Gather all lines with the word "label" in them.

- [Stored data]:
## START
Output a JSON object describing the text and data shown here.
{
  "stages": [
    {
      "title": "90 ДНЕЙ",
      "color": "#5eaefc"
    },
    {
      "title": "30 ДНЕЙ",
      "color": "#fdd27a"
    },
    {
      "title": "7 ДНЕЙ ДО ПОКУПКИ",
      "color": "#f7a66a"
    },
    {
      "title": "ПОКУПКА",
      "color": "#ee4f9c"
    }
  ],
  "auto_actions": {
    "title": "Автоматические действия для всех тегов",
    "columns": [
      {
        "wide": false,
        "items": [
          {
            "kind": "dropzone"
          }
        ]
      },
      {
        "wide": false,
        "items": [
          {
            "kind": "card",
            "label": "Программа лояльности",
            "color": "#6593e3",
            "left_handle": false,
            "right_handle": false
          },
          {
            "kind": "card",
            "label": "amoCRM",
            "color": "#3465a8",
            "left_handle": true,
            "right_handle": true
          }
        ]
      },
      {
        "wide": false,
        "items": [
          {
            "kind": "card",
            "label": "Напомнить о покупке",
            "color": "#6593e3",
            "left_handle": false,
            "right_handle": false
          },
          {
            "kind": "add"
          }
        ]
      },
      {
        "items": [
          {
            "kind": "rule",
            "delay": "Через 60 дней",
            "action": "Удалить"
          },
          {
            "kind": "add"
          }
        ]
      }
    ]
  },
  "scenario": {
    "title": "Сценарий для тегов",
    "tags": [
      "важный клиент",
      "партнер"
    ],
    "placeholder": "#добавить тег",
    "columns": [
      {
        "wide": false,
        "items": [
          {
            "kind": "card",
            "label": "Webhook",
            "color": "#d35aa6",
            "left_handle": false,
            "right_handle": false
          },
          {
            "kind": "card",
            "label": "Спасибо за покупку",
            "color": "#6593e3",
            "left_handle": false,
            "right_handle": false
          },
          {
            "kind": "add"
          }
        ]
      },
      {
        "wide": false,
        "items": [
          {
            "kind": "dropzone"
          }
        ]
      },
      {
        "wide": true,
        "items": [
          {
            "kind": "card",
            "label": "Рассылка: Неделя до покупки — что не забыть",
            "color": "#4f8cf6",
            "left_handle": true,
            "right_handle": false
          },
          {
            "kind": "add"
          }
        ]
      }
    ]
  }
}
## END
- [Result of this exercise]:
            "label": "Программа лояльности",
            "label": "amoCRM",
            "label": "Напомнить о покупке",
            "label": "Webhook",
            "label": "Спасибо за покупку",
            "label": "Рассылка: Неделя до покупки — что не забыть",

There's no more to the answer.